- _Exercise details_:
Select lines where the word "phần" appears.

- _Records to use_:
## BEGIN

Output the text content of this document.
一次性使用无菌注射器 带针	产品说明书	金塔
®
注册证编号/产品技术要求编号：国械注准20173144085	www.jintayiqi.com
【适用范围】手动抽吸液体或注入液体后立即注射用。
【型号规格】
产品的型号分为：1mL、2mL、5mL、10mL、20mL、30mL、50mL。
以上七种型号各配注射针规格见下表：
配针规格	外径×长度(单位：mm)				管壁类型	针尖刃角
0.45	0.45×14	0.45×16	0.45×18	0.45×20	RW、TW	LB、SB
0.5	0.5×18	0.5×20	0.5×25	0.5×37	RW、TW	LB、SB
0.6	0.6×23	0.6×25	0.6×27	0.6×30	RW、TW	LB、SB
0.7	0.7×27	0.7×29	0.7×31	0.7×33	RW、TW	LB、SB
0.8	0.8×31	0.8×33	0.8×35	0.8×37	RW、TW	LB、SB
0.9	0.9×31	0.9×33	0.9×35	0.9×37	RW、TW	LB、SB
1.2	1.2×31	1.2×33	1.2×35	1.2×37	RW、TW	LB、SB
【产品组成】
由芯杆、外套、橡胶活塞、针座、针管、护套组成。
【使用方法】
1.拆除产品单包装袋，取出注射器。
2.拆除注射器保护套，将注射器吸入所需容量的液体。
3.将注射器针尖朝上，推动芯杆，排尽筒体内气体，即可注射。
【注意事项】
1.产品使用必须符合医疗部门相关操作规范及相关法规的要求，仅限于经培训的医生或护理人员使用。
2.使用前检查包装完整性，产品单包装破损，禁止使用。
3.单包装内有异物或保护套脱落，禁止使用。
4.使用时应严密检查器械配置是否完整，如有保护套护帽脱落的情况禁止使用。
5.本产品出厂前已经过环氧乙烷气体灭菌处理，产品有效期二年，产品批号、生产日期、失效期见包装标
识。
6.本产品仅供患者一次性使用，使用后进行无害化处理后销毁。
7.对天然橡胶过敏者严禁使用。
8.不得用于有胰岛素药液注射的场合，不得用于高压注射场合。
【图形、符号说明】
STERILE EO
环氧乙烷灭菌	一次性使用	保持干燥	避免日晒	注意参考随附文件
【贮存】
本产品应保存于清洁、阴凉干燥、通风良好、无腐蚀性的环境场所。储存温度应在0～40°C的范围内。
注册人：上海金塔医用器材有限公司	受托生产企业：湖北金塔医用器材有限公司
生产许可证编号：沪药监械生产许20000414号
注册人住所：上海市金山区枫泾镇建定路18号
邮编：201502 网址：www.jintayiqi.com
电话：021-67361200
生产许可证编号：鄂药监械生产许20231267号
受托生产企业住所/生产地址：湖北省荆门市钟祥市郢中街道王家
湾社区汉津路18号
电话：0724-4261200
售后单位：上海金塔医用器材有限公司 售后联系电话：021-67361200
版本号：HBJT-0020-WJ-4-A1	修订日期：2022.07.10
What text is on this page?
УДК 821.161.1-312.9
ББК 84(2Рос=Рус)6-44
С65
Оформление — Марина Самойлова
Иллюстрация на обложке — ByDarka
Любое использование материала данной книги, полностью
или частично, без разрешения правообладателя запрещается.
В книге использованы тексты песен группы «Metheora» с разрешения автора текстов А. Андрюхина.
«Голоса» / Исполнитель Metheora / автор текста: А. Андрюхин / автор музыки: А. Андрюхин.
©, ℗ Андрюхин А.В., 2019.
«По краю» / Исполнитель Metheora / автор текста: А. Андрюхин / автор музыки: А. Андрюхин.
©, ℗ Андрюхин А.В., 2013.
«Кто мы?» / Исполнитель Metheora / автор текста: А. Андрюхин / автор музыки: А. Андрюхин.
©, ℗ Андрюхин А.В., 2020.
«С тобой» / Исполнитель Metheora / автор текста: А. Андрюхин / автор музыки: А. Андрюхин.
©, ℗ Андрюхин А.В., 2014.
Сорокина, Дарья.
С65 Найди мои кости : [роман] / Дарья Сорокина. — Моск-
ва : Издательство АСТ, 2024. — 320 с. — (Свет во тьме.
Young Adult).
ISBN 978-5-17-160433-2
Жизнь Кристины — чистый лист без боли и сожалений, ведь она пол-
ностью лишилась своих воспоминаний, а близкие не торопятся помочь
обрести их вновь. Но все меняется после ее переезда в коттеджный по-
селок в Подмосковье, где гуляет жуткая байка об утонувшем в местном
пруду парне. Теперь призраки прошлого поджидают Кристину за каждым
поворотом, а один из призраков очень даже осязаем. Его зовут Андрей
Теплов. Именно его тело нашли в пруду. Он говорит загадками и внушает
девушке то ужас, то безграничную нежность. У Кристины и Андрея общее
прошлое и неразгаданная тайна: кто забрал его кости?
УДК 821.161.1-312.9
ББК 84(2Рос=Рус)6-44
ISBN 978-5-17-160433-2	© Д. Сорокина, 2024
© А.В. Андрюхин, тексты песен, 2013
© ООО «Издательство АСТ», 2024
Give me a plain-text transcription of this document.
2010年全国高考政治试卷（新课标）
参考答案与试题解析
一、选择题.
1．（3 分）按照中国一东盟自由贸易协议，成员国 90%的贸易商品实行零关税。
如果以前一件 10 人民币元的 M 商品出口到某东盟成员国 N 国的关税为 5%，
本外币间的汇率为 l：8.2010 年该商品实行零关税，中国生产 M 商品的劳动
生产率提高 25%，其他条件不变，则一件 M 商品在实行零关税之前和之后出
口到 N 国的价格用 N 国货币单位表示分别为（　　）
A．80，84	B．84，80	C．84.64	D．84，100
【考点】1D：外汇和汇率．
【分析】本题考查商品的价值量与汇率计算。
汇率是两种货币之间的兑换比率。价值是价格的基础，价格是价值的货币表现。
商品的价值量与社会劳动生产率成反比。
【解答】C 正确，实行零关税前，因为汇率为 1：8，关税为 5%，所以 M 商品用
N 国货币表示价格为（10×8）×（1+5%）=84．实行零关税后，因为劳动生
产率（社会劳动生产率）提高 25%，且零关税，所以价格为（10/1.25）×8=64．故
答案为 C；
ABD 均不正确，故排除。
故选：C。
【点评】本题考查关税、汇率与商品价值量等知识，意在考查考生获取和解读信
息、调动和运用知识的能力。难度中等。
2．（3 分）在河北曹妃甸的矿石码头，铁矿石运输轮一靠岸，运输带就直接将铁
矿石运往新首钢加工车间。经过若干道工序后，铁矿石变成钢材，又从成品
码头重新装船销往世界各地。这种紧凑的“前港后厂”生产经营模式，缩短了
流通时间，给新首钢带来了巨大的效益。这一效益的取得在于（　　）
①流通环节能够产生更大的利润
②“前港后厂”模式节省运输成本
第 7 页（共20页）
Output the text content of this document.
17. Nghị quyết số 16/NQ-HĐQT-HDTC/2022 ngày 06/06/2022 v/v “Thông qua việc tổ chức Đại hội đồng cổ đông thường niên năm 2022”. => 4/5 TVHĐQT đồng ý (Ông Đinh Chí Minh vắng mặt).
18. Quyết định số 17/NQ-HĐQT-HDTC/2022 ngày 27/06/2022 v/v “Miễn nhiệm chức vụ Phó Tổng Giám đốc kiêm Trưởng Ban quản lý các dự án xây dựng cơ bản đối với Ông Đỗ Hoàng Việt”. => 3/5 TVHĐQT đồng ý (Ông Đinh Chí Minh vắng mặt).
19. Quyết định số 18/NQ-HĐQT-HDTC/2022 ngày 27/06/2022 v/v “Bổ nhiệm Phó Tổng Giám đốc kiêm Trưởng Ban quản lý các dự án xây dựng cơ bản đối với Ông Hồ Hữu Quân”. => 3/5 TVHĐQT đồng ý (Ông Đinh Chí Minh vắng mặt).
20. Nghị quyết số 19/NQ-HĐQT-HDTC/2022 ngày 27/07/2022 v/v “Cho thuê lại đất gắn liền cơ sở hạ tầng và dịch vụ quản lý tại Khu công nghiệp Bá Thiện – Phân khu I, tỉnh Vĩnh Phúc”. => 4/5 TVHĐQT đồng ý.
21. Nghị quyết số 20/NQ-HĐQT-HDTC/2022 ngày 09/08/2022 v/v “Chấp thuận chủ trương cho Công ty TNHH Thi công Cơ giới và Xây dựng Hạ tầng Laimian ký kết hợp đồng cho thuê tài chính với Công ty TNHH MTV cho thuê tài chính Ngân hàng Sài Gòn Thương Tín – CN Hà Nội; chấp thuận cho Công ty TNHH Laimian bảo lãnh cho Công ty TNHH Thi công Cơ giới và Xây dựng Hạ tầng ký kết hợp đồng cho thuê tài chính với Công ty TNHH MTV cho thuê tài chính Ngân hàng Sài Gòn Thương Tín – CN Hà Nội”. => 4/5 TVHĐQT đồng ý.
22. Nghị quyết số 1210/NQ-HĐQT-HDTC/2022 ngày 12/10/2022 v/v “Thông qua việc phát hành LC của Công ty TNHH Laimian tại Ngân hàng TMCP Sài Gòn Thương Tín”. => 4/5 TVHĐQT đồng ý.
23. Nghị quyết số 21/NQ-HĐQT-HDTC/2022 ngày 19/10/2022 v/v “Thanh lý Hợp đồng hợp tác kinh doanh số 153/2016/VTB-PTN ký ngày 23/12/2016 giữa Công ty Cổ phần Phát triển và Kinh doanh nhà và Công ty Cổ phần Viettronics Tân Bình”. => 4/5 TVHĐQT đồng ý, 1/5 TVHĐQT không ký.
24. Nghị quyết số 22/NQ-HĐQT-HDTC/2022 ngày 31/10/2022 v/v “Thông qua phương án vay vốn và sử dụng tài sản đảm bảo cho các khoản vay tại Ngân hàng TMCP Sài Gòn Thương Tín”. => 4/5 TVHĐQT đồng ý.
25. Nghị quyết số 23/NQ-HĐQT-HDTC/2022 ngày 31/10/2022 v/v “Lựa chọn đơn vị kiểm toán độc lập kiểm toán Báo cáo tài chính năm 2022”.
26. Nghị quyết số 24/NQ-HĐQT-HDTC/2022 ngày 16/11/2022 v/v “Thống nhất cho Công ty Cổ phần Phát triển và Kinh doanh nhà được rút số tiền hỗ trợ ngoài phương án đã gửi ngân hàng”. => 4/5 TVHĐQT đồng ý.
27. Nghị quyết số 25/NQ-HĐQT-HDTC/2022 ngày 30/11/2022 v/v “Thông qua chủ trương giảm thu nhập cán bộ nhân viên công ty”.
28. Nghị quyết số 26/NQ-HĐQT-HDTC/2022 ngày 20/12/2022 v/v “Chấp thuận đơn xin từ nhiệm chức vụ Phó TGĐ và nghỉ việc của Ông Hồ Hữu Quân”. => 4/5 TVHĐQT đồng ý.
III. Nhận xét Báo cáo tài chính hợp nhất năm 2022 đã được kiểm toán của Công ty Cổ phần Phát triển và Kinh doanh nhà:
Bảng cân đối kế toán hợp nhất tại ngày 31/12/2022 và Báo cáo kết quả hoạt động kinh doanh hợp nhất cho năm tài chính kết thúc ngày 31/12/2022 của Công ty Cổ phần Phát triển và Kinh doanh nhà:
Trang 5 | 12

## END

- _Final result_:
23. Nghị quyết số 21/NQ-HĐQT-HDTC/2022 ngày 19/10/2022 v/v “Thanh lý Hợp đồng hợp tác kinh doanh số 153/2016/VTB-PTN ký ngày 23/12/2016 giữa Công ty Cổ phần Phát triển và Kinh doanh nhà và Công ty Cổ phần Viettronics Tân Bình”. => 4/5 TVHĐQT đồng ý, 1/5 TVHĐQT không ký.
26. Nghị quyết số 24/NQ-HĐQT-HDTC/2022 ngày 16/11/2022 v/v “Thống nhất cho Công ty Cổ phần Phát triển và Kinh doanh nhà được rút số tiền hỗ trợ ngoài phương án đã gửi ngân hàng”. => 4/5 TVHĐQT đồng ý.
III. Nhận xét Báo cáo tài chính hợp nhất năm 2022 đã được kiểm toán của Công ty Cổ phần Phát triển và Kinh doanh nhà:
Bảng cân đối kế toán hợp nhất tại ngày 31/12/2022 và Báo cáo kết quả hoạt động kinh doanh hợp nhất cho năm tài chính kết thúc ngày 31/12/2022 của Công ty Cổ phần Phát triển và Kinh doanh nhà:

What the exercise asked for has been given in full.